[Dataset items]
»»

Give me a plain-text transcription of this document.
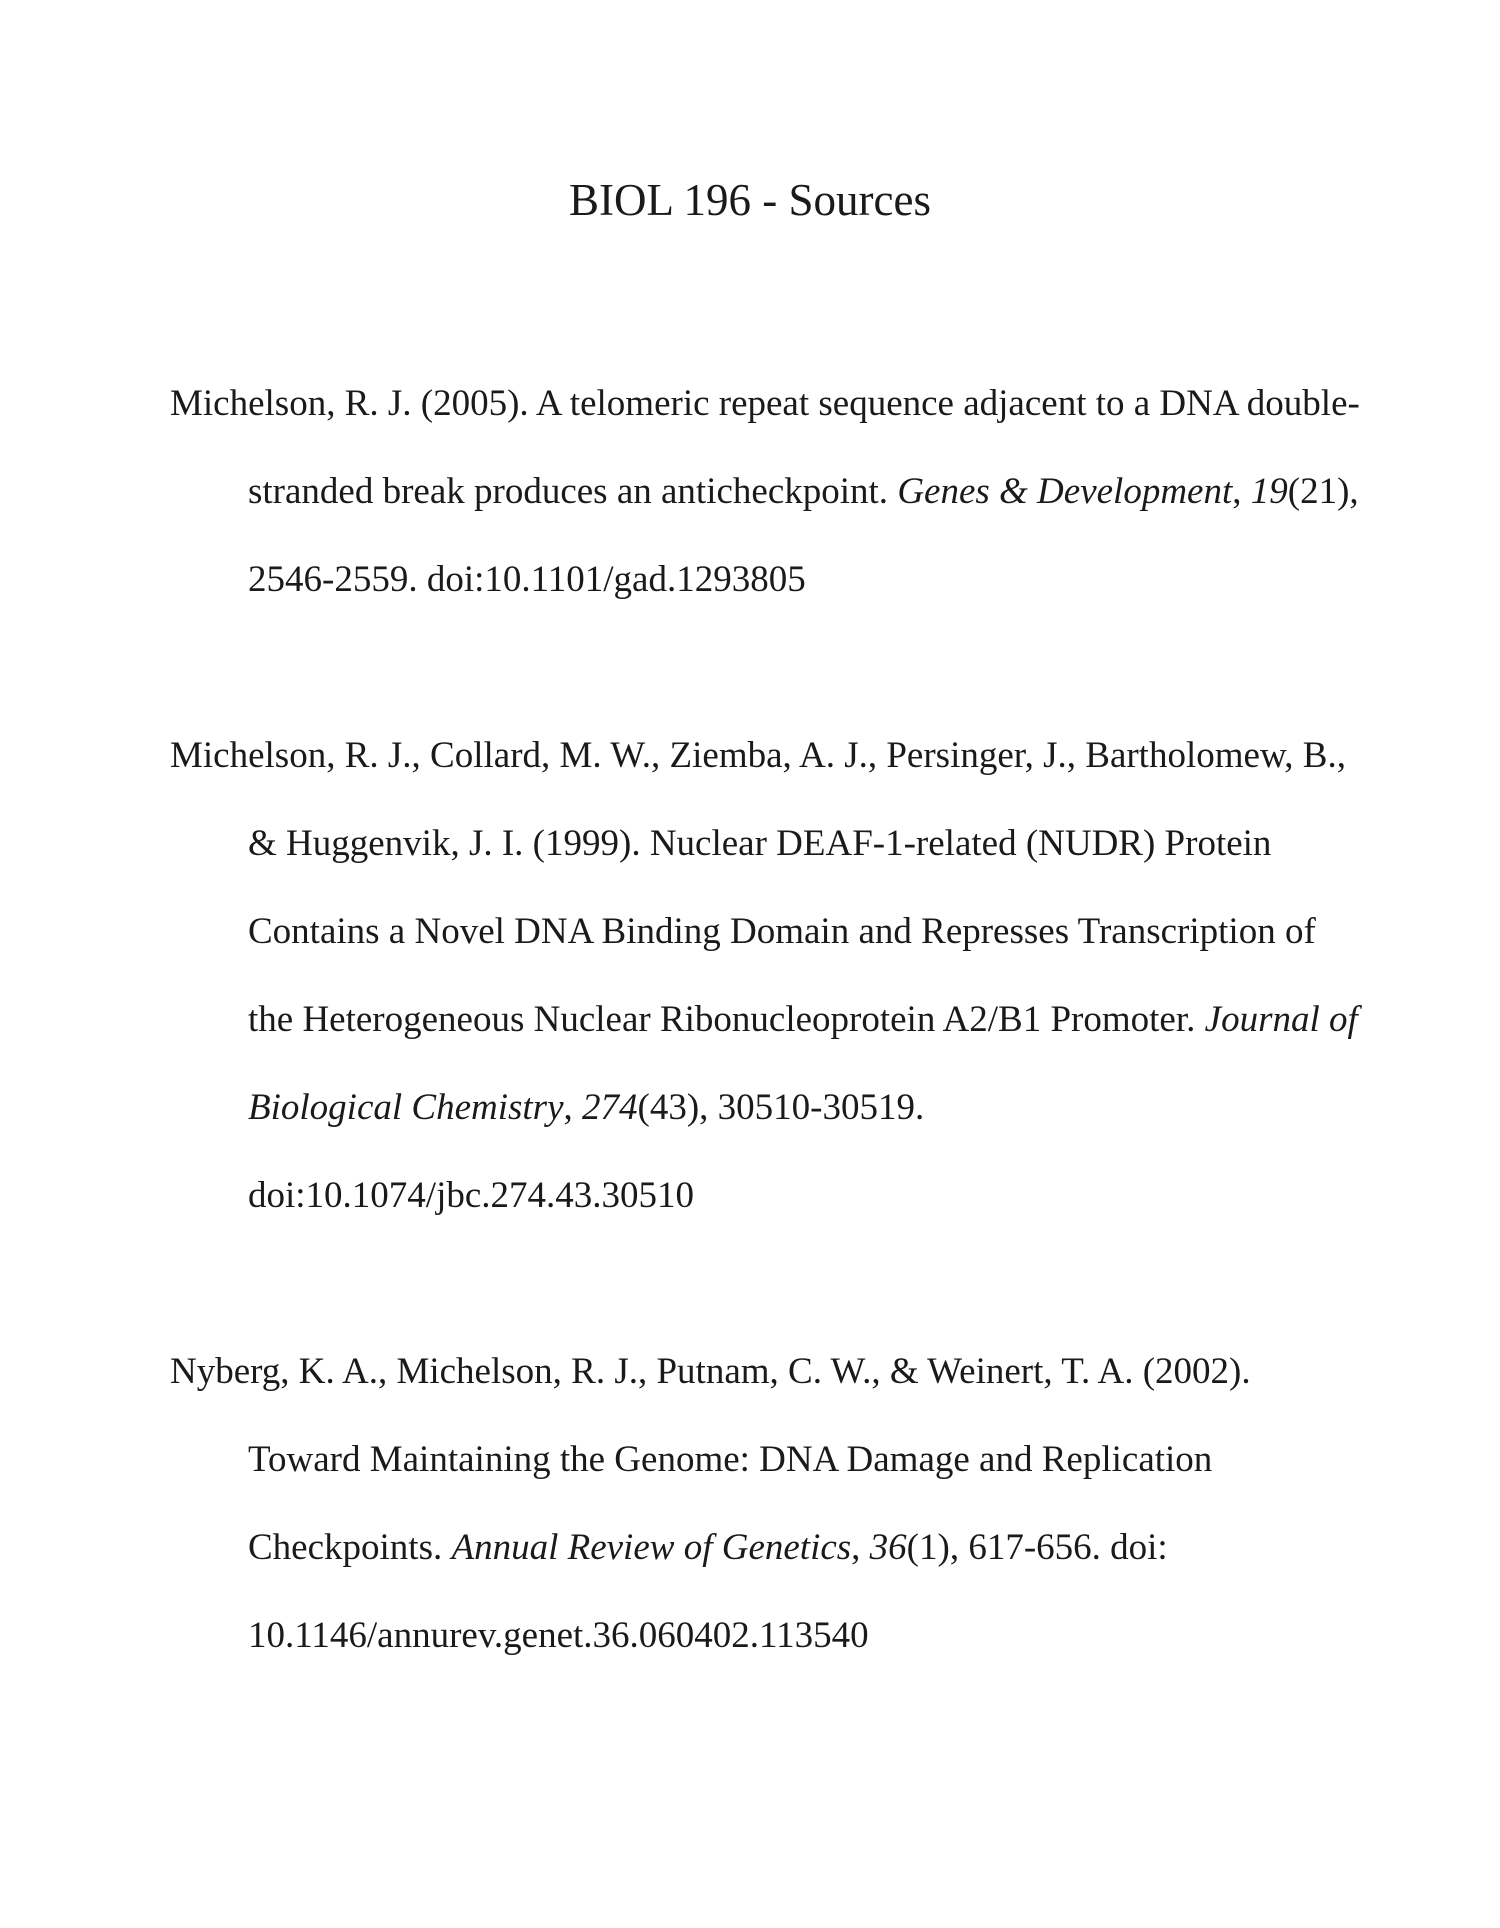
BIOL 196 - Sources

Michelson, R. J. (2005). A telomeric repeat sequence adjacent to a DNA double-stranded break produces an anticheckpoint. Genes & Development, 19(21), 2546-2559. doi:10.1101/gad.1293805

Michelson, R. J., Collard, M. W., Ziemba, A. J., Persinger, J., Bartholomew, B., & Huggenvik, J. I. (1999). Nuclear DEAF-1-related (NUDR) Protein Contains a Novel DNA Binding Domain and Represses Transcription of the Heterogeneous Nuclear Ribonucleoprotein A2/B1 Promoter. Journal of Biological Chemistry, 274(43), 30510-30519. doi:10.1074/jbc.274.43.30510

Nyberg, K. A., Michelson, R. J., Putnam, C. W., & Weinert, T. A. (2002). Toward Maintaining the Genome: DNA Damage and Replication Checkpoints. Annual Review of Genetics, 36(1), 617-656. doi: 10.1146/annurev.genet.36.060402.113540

««

Pictures aside, restate all of the entries exactly.

Give me a plain-text transcription of this document.
BIOL 196 - Sources

Michelson, R. J. (2005). A telomeric repeat sequence adjacent to a DNA double-stranded break produces an anticheckpoint. Genes & Development, 19(21), 2546-2559. doi:10.1101/gad.1293805

Michelson, R. J., Collard, M. W., Ziemba, A. J., Persinger, J., Bartholomew, B., & Huggenvik, J. I. (1999). Nuclear DEAF-1-related (NUDR) Protein Contains a Novel DNA Binding Domain and Represses Transcription of the Heterogeneous Nuclear Ribonucleoprotein A2/B1 Promoter. Journal of Biological Chemistry, 274(43), 30510-30519. doi:10.1074/jbc.274.43.30510

Nyberg, K. A., Michelson, R. J., Putnam, C. W., & Weinert, T. A. (2002). Toward Maintaining the Genome: DNA Damage and Replication Checkpoints. Annual Review of Genetics, 36(1), 617-656. doi: 10.1146/annurev.genet.36.060402.113540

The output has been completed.